Written task | Output each line exactly as it appears, skipping any embedded picture.

========================================

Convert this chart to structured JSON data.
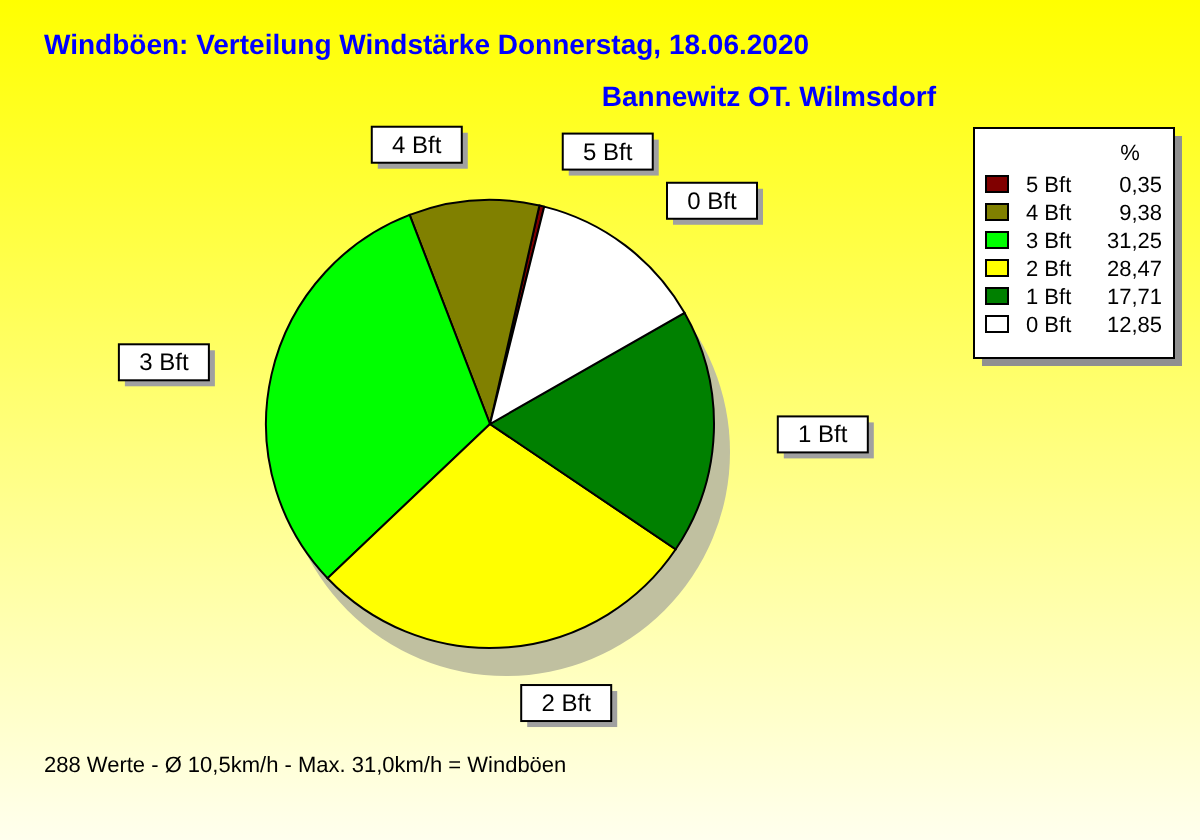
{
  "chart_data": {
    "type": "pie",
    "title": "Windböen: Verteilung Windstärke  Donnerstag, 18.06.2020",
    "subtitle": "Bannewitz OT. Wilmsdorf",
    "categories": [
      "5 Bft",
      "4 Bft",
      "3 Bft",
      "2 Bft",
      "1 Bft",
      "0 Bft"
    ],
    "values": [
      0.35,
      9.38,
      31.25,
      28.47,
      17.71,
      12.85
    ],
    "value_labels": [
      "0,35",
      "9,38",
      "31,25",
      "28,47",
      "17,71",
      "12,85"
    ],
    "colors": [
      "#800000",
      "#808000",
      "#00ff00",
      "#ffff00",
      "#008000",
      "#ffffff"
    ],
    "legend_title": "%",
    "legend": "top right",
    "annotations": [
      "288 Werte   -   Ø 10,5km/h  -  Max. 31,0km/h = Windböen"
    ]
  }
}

========================================

Completed exercise |
Convert this chart to structured JSON data.
{
  "chart_data": {
    "type": "pie",
    "title": "Windböen: Verteilung Windstärke  Donnerstag, 18.06.2020",
    "subtitle": "Bannewitz OT. Wilmsdorf",
    "categories": [
      "5 Bft",
      "4 Bft",
      "3 Bft",
      "2 Bft",
      "1 Bft",
      "0 Bft"
    ],
    "values": [
      0.35,
      9.38,
      31.25,
      28.47,
      17.71,
      12.85
    ],
    "value_labels": [
      "0,35",
      "9,38",
      "31,25",
      "28,47",
      "17,71",
      "12,85"
    ],
    "colors": [
      "#800000",
      "#808000",
      "#00ff00",
      "#ffff00",
      "#008000",
      "#ffffff"
    ],
    "legend_title": "%",
    "legend": "top right",
    "annotations": [
      "288 Werte   -   Ø 10,5km/h  -  Max. 31,0km/h = Windböen"
    ]
  }
}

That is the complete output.